> [TASK GOAL]:
Identify and pull out each line of the entries in which "this" occurs.

> [DATASET EXCERPTS]:
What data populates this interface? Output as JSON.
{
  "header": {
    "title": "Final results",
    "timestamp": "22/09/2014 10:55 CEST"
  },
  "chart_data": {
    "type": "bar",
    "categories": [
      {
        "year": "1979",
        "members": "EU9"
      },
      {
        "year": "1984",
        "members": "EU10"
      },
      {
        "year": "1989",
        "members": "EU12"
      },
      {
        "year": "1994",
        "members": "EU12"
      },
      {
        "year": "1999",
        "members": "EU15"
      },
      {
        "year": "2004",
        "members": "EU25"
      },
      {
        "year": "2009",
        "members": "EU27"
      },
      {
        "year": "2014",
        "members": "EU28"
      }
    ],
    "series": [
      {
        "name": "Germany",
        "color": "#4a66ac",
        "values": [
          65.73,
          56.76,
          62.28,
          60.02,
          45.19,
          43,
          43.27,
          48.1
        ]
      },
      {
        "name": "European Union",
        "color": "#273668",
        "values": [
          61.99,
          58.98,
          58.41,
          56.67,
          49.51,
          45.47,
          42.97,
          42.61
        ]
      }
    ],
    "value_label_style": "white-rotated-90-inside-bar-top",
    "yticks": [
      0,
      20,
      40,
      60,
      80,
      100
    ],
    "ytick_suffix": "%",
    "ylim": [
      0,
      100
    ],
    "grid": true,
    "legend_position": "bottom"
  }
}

...

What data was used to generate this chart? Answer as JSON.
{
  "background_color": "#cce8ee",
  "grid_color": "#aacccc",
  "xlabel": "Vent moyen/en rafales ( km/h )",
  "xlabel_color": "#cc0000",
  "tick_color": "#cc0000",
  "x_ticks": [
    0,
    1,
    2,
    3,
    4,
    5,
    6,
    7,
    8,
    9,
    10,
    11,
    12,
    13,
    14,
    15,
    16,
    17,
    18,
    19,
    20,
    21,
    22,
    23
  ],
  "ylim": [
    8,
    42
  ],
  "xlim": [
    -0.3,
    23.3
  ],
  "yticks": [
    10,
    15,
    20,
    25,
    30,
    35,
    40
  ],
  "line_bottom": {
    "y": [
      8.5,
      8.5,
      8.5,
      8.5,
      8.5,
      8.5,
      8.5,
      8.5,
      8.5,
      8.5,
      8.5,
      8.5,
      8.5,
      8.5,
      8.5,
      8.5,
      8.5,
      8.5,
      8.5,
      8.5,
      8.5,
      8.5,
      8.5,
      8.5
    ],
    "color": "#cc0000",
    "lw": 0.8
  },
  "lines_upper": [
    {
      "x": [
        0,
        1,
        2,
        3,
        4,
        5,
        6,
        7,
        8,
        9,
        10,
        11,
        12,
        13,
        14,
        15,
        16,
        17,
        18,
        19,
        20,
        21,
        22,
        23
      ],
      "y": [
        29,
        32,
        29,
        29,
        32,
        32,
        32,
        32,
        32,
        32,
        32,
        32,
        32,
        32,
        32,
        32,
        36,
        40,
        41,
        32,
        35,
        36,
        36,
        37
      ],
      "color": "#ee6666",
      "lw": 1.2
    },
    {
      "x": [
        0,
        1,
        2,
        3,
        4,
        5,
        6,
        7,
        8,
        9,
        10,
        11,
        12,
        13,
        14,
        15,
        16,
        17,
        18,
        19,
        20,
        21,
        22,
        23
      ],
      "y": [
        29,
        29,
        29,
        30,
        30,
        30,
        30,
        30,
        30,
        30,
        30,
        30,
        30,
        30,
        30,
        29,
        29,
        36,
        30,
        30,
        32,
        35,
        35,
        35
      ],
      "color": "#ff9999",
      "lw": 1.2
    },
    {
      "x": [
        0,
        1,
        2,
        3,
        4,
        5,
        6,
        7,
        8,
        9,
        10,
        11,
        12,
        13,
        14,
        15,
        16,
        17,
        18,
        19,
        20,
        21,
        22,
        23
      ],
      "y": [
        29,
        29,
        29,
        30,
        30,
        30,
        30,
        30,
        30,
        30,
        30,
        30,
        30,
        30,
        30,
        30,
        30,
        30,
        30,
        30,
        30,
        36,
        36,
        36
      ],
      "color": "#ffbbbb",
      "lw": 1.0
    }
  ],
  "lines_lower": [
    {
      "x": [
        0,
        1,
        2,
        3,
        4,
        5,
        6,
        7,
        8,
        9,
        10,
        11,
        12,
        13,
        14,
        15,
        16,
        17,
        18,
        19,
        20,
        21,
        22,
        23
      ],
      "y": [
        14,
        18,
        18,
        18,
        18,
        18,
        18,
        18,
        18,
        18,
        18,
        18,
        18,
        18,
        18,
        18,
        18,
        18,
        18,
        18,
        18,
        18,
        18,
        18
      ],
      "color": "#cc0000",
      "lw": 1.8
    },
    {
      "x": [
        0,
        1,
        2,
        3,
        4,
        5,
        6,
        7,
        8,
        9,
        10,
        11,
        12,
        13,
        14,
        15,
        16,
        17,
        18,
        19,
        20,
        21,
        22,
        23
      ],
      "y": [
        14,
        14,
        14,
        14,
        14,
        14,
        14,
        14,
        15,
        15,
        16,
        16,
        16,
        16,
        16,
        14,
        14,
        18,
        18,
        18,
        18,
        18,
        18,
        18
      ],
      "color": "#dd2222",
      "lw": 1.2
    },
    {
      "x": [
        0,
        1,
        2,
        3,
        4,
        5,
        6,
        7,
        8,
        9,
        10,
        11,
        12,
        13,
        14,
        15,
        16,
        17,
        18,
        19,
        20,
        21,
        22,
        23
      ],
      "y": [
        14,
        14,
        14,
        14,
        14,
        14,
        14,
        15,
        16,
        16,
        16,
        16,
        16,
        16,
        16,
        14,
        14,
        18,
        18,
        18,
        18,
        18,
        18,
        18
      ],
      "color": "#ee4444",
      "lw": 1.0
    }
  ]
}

...

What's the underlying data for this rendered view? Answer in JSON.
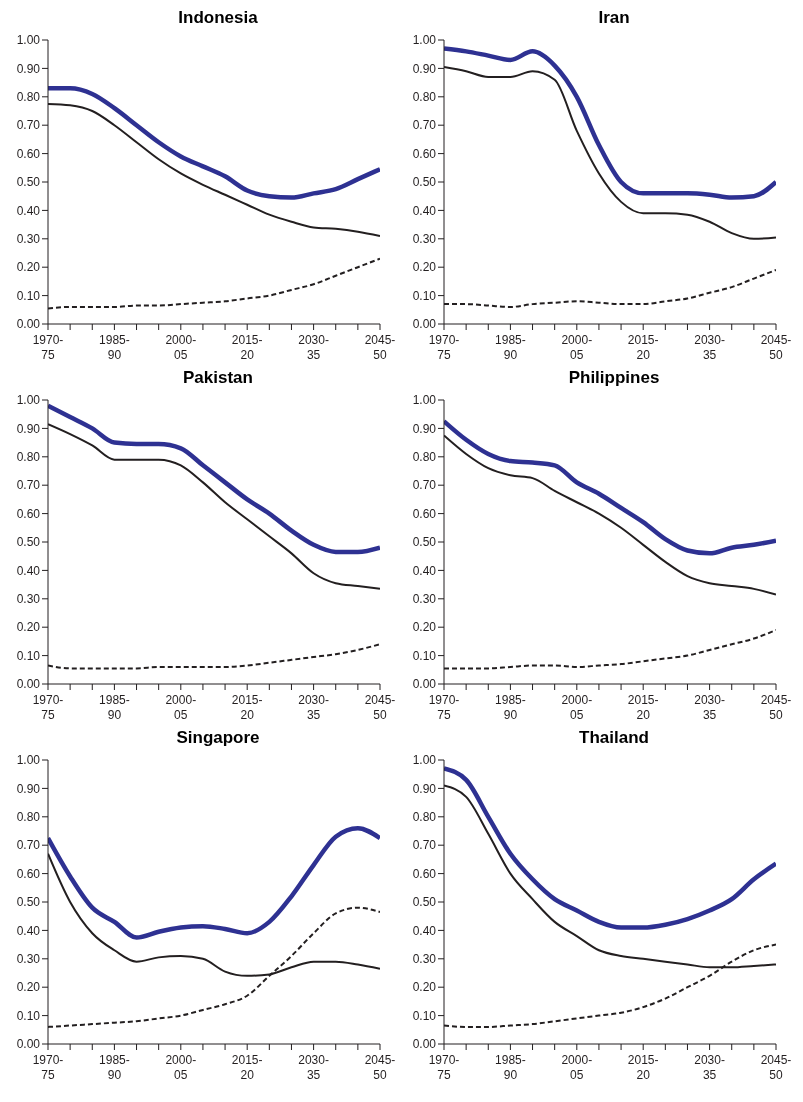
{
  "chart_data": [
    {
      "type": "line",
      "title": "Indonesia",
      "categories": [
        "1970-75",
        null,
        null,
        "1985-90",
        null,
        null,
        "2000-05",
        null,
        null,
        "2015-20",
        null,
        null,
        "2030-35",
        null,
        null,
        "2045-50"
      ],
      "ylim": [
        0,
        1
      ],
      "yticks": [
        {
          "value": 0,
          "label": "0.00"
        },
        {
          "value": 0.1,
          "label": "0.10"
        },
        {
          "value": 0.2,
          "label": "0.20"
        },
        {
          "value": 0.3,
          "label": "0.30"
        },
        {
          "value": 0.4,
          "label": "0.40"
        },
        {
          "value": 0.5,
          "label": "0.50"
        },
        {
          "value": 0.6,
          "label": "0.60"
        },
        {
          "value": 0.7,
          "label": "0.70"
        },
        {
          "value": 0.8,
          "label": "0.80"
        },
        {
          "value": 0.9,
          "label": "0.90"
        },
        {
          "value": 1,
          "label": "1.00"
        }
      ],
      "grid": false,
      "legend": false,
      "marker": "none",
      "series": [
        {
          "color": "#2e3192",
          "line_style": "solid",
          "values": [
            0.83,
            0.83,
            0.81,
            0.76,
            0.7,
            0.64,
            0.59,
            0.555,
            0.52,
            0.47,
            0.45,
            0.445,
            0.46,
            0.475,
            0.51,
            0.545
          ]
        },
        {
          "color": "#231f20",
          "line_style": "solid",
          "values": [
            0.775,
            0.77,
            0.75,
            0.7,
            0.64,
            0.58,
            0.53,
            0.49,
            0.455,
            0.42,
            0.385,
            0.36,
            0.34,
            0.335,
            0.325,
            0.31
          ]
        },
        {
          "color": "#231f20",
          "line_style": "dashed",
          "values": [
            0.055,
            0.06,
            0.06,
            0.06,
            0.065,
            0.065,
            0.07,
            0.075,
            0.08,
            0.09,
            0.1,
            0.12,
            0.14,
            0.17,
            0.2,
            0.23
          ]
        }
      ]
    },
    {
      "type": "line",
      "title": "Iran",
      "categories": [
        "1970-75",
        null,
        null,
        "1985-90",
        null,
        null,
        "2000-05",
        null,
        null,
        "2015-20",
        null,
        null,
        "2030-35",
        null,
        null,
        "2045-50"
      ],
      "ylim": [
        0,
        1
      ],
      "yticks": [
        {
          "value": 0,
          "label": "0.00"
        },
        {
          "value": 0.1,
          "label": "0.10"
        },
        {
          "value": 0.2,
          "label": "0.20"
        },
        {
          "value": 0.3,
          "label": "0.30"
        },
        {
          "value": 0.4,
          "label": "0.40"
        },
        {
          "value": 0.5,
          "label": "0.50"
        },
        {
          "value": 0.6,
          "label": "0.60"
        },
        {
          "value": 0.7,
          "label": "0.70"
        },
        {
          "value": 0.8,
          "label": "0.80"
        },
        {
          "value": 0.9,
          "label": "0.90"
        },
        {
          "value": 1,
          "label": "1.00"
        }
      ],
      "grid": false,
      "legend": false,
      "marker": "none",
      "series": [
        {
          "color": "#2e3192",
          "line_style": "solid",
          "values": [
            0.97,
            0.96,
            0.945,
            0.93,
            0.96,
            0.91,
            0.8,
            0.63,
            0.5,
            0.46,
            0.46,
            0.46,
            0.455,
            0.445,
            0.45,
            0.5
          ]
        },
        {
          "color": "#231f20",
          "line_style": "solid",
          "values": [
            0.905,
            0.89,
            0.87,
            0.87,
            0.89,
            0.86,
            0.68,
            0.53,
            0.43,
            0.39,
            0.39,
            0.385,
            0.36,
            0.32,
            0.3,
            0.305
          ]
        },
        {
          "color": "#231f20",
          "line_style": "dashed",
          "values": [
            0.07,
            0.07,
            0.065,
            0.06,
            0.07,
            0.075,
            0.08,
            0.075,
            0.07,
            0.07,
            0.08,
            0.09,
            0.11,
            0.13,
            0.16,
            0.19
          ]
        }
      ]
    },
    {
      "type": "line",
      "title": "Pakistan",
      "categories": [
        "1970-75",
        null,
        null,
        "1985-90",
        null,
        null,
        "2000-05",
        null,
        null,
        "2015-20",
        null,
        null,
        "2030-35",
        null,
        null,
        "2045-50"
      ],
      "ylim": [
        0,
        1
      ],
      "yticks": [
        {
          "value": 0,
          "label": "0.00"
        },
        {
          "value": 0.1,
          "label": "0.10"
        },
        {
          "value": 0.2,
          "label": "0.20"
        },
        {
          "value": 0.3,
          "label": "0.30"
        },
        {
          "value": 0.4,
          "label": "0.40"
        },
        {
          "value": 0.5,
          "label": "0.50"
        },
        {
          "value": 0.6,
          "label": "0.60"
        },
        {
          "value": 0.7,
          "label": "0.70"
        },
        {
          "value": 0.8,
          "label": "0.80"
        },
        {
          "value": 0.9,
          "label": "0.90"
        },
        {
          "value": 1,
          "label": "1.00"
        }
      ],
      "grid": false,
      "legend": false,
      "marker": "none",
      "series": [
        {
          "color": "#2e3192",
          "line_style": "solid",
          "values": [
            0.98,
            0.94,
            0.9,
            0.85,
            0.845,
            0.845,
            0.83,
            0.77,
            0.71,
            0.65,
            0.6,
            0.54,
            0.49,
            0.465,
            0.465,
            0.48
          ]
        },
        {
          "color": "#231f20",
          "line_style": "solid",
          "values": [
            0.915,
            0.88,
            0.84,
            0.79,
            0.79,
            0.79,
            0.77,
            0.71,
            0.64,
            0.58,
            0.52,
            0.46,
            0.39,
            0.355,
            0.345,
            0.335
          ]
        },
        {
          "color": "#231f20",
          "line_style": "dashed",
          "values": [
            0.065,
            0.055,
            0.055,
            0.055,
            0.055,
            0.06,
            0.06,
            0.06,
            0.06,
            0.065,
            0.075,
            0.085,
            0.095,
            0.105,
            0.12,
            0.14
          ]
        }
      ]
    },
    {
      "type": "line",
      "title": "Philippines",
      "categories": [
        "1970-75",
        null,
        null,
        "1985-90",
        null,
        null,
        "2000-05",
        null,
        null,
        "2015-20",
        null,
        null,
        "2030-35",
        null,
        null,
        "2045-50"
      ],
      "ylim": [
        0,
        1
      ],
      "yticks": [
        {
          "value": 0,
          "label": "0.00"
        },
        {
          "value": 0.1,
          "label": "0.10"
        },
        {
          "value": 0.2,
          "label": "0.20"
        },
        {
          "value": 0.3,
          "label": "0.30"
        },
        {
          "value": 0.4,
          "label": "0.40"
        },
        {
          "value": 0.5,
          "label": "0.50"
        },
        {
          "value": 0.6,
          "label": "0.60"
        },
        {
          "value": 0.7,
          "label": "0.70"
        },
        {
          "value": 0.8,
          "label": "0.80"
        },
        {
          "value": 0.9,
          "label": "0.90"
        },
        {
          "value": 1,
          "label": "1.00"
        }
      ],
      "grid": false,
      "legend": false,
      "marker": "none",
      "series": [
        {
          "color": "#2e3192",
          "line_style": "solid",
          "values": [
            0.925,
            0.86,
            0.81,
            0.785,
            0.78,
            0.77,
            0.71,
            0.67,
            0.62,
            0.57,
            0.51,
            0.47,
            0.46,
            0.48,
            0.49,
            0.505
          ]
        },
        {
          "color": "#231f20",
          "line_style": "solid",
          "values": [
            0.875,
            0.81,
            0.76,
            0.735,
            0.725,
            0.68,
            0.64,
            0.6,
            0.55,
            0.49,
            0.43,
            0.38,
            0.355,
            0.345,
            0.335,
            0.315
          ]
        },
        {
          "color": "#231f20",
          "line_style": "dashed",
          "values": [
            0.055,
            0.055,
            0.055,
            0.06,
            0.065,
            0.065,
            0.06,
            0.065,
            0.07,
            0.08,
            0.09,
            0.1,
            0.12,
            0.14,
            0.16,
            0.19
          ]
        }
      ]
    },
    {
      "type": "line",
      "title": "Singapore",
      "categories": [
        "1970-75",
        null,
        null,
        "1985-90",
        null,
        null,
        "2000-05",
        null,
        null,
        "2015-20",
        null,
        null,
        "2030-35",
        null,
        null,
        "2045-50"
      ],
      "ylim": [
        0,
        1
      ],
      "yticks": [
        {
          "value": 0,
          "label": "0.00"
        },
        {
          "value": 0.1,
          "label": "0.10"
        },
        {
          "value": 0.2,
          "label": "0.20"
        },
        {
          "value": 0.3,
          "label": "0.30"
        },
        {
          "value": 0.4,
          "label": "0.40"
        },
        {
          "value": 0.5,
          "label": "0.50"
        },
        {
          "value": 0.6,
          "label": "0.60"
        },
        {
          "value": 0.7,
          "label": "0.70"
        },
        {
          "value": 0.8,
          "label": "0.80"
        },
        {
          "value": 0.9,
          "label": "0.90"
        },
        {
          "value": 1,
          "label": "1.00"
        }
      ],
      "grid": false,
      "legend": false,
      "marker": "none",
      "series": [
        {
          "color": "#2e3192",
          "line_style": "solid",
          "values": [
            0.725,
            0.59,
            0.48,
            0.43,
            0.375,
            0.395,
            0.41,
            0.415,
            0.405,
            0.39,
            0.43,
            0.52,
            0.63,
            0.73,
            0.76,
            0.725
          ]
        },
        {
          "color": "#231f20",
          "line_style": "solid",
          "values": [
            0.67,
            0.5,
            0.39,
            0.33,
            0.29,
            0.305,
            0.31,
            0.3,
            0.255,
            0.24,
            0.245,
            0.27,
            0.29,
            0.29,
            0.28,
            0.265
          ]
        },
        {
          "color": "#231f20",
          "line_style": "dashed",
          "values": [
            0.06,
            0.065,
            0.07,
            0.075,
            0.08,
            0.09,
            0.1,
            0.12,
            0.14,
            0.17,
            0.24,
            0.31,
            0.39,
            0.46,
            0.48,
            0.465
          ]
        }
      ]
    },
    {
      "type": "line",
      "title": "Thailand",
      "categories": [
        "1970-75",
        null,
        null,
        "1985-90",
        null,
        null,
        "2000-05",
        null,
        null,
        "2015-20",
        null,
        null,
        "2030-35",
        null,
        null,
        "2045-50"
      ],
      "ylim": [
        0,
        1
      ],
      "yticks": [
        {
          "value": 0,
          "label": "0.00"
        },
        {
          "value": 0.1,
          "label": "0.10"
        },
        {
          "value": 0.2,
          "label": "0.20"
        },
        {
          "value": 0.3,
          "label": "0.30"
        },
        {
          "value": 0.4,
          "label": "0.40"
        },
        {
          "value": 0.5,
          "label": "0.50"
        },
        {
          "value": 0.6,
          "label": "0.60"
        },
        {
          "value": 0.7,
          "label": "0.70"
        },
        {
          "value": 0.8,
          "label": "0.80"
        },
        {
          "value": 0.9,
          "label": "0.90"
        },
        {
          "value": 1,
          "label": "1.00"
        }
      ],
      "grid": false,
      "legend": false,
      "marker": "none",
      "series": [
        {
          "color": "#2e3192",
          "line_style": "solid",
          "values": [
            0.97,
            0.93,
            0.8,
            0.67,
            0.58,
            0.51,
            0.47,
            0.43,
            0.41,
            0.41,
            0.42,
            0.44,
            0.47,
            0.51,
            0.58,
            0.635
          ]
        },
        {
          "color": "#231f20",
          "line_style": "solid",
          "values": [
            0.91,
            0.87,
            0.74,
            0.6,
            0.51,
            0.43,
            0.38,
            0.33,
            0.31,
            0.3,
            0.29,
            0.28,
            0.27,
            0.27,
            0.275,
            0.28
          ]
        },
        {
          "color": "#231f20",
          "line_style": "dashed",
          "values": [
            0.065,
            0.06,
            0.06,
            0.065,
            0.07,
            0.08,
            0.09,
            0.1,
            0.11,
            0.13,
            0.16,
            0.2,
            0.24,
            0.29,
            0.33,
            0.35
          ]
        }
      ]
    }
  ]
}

> [WRITTEN SOLUTION]:
What data populates this interface? Output as JSON.
What data was used to generate this chart? Answer as JSON.
What's the underlying data for this rendered view? Answer in JSON.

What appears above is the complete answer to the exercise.